▸ DIRECTIONS
1. Answer these questions using the boat trip account below, one answer per line:
(a) Who unlocks Neptune?
(b) What is behind the lighthouse as the boat leaves the harbor?
(c) After about how long battling the waves is the call made to change the dive site?
2. List every person named in the boat trip account below. Leave out ship names.
3. Summarize the boat trip account below in two sentences.

▸ SUPPLIED PASSAGE
There are a couple of folk milling about and we meet up with Debs and Gareth. No sin of Paul, or the skipper. The sky starts to lighten slightly and Paul appears weaing shorts and flip-flops…there is optimism on a cold September morning! Our numbers start to increase and Dave turns up and unlocks Neptune so we can start to load.
As we leave the harbour the rising sun behind the lighthouse is a beautiful sight and I almost start to think it was worth getting up for that alone. we then hit the rough seas that apparently are always worse withing a mile of the harbour. The boat bounces and spray rushes over the deck. We all shelter in the wheelhouse or just outsise. After about 20 minutes of battling against the waves the call is made to abandon out offshore target of the liberty ship Henry B Plant and go for a site closer in, the El de Bayo.

▸ MATERIAL SHOWN

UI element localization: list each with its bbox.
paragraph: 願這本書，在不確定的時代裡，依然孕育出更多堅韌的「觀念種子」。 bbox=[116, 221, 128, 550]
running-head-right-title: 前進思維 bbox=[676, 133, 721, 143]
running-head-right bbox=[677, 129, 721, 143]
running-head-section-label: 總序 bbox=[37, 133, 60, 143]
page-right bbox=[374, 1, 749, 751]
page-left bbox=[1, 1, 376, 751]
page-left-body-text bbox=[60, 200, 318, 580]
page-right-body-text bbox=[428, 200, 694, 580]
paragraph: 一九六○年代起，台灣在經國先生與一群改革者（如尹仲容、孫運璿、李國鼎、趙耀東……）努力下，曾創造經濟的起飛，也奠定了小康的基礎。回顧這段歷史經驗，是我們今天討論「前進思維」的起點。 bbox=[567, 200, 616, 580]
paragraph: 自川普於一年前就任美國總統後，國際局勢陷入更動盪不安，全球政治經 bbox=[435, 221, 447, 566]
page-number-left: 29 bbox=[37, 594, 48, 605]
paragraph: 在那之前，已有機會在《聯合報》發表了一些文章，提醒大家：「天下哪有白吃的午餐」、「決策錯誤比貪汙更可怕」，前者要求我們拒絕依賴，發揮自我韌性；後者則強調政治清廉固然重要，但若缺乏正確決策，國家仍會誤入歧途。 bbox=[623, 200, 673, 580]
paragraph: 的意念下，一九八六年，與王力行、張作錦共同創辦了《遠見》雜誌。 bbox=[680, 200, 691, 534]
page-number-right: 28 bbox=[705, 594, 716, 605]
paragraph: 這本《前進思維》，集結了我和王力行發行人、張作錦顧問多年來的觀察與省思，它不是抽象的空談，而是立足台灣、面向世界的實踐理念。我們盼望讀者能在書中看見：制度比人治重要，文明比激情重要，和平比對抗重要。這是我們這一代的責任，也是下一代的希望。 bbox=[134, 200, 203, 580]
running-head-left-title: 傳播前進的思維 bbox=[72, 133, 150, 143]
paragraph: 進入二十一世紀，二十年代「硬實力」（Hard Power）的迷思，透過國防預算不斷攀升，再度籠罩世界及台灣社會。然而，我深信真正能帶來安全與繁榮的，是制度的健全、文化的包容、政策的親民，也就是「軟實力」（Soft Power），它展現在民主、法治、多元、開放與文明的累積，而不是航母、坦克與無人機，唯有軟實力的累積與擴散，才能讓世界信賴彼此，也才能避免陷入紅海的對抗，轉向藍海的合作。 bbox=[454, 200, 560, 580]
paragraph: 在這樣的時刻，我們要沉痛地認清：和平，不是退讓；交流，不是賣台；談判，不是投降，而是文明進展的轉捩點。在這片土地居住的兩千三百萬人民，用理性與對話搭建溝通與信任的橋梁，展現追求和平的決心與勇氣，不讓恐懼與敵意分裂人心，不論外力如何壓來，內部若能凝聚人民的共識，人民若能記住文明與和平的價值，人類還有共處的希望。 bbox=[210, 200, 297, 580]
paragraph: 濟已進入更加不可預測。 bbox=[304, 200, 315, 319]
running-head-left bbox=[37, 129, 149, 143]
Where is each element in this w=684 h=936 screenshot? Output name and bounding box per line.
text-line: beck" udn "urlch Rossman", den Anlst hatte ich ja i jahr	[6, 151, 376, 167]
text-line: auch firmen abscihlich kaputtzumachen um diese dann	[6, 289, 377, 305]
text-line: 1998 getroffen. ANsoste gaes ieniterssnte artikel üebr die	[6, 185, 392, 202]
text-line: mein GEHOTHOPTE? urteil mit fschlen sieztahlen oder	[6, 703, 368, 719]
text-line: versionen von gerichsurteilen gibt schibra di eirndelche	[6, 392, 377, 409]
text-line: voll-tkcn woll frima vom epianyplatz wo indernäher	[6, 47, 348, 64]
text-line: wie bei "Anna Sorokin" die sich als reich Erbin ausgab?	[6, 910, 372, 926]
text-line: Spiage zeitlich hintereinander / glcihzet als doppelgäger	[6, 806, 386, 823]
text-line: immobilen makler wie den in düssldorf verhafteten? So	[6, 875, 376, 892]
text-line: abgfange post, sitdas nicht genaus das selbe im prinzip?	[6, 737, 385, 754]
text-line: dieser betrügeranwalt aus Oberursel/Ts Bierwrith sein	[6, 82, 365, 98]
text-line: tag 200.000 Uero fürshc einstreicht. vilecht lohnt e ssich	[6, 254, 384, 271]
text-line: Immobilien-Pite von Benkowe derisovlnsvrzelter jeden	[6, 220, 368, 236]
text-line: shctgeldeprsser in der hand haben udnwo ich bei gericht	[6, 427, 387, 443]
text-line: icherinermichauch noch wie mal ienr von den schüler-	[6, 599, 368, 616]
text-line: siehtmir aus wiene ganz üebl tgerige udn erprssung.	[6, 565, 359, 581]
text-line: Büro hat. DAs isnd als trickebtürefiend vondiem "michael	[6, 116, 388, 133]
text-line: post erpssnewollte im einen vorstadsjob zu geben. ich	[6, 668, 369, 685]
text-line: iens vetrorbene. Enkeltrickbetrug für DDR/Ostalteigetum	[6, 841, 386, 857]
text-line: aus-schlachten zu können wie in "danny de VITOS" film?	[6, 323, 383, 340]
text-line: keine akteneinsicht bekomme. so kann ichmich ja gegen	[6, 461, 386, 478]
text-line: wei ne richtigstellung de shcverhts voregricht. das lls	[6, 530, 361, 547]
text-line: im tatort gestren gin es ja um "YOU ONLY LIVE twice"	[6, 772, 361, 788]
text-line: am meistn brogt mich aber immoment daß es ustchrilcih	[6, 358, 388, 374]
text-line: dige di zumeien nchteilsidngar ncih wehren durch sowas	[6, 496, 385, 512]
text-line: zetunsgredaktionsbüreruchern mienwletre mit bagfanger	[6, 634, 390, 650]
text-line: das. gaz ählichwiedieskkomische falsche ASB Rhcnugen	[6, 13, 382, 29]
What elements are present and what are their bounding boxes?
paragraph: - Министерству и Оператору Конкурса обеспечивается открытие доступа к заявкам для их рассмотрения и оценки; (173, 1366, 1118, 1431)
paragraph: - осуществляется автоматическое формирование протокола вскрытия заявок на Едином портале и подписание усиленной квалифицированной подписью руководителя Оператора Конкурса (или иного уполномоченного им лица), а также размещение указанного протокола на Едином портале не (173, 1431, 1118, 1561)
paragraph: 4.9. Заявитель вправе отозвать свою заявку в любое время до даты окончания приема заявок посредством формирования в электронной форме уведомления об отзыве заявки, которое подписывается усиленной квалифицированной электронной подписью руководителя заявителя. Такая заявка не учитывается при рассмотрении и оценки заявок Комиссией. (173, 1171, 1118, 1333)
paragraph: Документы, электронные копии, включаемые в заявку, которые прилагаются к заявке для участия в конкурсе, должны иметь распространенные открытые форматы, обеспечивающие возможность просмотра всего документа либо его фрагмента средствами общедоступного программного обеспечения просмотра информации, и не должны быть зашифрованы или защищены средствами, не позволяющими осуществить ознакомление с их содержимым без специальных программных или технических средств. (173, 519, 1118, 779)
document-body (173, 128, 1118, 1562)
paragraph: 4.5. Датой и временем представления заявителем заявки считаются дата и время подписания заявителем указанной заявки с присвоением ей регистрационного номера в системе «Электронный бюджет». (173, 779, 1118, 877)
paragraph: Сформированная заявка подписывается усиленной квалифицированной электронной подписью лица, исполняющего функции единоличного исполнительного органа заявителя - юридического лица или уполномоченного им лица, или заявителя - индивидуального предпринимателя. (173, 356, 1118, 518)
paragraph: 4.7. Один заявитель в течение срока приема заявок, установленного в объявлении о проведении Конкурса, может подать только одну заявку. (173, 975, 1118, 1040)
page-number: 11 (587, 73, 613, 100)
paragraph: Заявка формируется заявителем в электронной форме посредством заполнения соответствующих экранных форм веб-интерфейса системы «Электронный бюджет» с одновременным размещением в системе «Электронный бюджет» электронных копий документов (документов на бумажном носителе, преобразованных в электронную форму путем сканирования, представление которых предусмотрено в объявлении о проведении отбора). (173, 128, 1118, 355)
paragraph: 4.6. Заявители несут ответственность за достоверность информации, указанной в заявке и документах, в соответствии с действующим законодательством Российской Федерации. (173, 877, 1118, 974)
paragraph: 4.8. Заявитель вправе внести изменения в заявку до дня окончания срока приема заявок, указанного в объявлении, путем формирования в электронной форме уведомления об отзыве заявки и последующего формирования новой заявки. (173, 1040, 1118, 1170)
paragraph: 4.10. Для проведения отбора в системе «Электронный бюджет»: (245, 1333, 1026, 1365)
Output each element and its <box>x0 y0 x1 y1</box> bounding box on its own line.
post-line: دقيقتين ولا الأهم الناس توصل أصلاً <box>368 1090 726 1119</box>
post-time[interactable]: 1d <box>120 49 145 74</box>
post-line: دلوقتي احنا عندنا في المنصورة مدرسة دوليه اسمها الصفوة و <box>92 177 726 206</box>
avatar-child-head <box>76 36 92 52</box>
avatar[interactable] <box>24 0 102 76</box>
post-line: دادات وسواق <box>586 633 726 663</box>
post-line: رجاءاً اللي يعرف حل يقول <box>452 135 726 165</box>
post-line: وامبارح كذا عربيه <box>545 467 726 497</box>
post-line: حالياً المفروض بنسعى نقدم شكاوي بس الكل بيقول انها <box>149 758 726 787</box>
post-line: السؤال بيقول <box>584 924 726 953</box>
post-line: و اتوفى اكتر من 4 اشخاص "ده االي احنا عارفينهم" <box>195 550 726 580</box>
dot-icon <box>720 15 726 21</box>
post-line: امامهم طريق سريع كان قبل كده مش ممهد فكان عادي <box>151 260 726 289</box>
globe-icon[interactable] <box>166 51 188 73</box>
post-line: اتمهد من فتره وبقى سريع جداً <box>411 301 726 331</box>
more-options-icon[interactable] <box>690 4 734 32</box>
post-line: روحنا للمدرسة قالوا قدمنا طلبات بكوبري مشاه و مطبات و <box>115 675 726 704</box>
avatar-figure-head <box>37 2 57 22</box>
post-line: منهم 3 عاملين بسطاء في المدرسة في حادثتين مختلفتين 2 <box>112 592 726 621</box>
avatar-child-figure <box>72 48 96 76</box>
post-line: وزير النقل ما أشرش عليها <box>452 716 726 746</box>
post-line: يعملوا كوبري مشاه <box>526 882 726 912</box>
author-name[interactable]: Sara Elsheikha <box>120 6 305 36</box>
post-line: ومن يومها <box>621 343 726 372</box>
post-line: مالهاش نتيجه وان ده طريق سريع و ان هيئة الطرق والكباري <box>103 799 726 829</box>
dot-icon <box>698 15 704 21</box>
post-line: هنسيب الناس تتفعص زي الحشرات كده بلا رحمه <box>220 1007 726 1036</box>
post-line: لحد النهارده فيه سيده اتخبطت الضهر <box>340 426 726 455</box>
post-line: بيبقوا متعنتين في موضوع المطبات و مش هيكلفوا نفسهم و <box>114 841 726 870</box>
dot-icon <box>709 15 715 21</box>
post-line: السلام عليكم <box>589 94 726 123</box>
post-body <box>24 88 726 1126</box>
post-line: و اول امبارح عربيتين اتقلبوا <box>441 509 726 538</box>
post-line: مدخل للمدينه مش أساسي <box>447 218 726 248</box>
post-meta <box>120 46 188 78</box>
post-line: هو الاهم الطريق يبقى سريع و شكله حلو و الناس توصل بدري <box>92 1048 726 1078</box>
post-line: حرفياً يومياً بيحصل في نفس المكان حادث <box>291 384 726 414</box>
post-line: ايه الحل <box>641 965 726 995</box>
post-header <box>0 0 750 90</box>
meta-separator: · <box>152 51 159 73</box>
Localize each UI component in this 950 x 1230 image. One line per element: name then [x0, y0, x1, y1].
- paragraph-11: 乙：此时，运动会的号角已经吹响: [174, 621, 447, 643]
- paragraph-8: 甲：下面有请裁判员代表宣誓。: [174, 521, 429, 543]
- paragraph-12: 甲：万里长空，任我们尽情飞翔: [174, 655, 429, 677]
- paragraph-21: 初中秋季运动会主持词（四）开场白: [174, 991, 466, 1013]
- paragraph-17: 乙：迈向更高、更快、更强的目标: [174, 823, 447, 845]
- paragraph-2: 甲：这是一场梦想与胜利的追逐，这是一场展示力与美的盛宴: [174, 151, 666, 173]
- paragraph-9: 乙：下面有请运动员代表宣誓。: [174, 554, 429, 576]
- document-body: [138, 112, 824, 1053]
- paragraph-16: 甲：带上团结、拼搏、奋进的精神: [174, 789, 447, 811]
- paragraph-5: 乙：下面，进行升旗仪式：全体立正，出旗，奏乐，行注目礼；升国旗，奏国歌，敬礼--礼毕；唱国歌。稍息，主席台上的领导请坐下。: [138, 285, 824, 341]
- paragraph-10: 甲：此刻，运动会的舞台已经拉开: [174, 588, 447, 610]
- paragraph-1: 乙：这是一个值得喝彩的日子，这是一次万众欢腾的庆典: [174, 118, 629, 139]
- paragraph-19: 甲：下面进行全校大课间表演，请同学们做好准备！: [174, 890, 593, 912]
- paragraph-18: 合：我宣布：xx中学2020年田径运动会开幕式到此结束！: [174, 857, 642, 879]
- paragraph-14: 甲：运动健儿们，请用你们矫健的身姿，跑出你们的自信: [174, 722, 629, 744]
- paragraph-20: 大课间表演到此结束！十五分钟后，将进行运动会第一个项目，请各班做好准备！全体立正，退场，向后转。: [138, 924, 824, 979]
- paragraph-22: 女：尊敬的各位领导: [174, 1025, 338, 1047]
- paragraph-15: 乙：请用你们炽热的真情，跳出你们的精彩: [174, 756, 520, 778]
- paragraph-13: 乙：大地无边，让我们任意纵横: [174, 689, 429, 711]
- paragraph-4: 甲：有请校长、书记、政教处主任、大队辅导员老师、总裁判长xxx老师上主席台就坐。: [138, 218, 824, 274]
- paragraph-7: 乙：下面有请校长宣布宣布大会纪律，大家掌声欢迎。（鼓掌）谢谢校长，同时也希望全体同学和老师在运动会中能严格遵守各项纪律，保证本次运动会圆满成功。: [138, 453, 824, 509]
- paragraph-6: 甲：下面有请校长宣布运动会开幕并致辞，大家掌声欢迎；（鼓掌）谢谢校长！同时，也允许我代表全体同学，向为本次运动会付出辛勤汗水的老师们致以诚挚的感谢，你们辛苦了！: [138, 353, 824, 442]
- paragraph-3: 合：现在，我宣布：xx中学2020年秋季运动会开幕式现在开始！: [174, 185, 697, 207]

▸ ANSWERS BY ITEM NUMBER
1.
(a) Dave
(b) The rising sun
(c) About 20 minutes

2. Debs, Gareth, Paul, Dave

3. On a cold September morning the group gathers, and once Dave unlocks Neptune they start to load. After leaving the harbor they hit rough seas, and after about 20 minutes the offshore target, the liberty ship Henry B Plant, is abandoned in favor of a closer site, the El de Bayo.